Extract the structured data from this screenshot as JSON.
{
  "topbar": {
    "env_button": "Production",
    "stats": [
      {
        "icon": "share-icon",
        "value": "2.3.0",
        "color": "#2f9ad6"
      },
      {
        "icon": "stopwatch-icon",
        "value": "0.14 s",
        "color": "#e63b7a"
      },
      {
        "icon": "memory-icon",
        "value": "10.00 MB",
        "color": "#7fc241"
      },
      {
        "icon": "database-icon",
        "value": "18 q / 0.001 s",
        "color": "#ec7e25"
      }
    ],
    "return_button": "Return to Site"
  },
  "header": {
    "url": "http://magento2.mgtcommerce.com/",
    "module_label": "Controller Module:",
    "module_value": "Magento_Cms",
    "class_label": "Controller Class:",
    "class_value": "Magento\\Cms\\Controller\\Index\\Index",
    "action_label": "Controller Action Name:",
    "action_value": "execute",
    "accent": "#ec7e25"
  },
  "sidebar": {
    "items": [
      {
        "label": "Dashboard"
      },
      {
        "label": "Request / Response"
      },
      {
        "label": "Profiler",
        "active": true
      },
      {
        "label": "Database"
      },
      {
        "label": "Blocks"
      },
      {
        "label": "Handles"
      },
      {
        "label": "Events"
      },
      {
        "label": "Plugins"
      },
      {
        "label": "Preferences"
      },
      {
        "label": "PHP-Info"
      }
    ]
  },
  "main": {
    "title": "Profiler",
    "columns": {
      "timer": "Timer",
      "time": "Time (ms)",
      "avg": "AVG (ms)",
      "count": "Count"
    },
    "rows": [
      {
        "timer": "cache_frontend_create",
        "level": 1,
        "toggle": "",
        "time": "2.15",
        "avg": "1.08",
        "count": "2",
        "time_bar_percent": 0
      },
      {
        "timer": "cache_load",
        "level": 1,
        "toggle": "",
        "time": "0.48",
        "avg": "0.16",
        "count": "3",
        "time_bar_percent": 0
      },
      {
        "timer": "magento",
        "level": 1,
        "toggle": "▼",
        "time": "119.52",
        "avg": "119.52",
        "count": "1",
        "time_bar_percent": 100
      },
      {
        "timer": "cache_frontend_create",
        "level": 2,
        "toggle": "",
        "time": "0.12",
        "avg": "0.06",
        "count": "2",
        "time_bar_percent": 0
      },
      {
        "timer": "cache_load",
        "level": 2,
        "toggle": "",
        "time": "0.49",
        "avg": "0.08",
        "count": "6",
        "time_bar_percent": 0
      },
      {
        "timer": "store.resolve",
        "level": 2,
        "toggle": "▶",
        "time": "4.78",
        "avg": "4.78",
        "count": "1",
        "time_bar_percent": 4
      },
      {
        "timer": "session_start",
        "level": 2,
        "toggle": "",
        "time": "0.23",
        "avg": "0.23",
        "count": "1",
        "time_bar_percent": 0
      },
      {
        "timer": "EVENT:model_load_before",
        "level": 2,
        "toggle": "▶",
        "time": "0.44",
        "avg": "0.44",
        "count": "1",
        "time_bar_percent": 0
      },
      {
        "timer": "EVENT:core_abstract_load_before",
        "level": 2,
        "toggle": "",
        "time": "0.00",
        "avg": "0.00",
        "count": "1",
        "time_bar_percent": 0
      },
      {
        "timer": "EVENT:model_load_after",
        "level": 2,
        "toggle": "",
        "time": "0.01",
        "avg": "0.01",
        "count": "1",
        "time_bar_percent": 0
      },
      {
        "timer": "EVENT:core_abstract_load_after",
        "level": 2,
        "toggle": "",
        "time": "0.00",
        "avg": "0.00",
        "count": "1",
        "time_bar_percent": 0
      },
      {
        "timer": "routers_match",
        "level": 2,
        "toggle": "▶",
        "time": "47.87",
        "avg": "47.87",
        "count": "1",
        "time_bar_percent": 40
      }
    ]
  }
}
════════════════════
Problem to work on: Give the listing again, word for word.

Expected output:
Extract the structured data from this screenshot as JSON.
{
  "topbar": {
    "env_button": "Production",
    "stats": [
      {
        "icon": "share-icon",
        "value": "2.3.0",
        "color": "#2f9ad6"
      },
      {
        "icon": "stopwatch-icon",
        "value": "0.14 s",
        "color": "#e63b7a"
      },
      {
        "icon": "memory-icon",
        "value": "10.00 MB",
        "color": "#7fc241"
      },
      {
        "icon": "database-icon",
        "value": "18 q / 0.001 s",
        "color": "#ec7e25"
      }
    ],
    "return_button": "Return to Site"
  },
  "header": {
    "url": "http://magento2.mgtcommerce.com/",
    "module_label": "Controller Module:",
    "module_value": "Magento_Cms",
    "class_label": "Controller Class:",
    "class_value": "Magento\\Cms\\Controller\\Index\\Index",
    "action_label": "Controller Action Name:",
    "action_value": "execute",
    "accent": "#ec7e25"
  },
  "sidebar": {
    "items": [
      {
        "label": "Dashboard"
      },
      {
        "label": "Request / Response"
      },
      {
        "label": "Profiler",
        "active": true
      },
      {
        "label": "Database"
      },
      {
        "label": "Blocks"
      },
      {
        "label": "Handles"
      },
      {
        "label": "Events"
      },
      {
        "label": "Plugins"
      },
      {
        "label": "Preferences"
      },
      {
        "label": "PHP-Info"
      }
    ]
  },
  "main": {
    "title": "Profiler",
    "columns": {
      "timer": "Timer",
      "time": "Time (ms)",
      "avg": "AVG (ms)",
      "count": "Count"
    },
    "rows": [
      {
        "timer": "cache_frontend_create",
        "level": 1,
        "toggle": "",
        "time": "2.15",
        "avg": "1.08",
        "count": "2",
        "time_bar_percent": 0
      },
      {
        "timer": "cache_load",
        "level": 1,
        "toggle": "",
        "time": "0.48",
        "avg": "0.16",
        "count": "3",
        "time_bar_percent": 0
      },
      {
        "timer": "magento",
        "level": 1,
        "toggle": "▼",
        "time": "119.52",
        "avg": "119.52",
        "count": "1",
        "time_bar_percent": 100
      },
      {
        "timer": "cache_frontend_create",
        "level": 2,
        "toggle": "",
        "time": "0.12",
        "avg": "0.06",
        "count": "2",
        "time_bar_percent": 0
      },
      {
        "timer": "cache_load",
        "level": 2,
        "toggle": "",
        "time": "0.49",
        "avg": "0.08",
        "count": "6",
        "time_bar_percent": 0
      },
      {
        "timer": "store.resolve",
        "level": 2,
        "toggle": "▶",
        "time": "4.78",
        "avg": "4.78",
        "count": "1",
        "time_bar_percent": 4
      },
      {
        "timer": "session_start",
        "level": 2,
        "toggle": "",
        "time": "0.23",
        "avg": "0.23",
        "count": "1",
        "time_bar_percent": 0
      },
      {
        "timer": "EVENT:model_load_before",
        "level": 2,
        "toggle": "▶",
        "time": "0.44",
        "avg": "0.44",
        "count": "1",
        "time_bar_percent": 0
      },
      {
        "timer": "EVENT:core_abstract_load_before",
        "level": 2,
        "toggle": "",
        "time": "0.00",
        "avg": "0.00",
        "count": "1",
        "time_bar_percent": 0
      },
      {
        "timer": "EVENT:model_load_after",
        "level": 2,
        "toggle": "",
        "time": "0.01",
        "avg": "0.01",
        "count": "1",
        "time_bar_percent": 0
      },
      {
        "timer": "EVENT:core_abstract_load_after",
        "level": 2,
        "toggle": "",
        "time": "0.00",
        "avg": "0.00",
        "count": "1",
        "time_bar_percent": 0
      },
      {
        "timer": "routers_match",
        "level": 2,
        "toggle": "▶",
        "time": "47.87",
        "avg": "47.87",
        "count": "1",
        "time_bar_percent": 40
      }
    ]
  }
}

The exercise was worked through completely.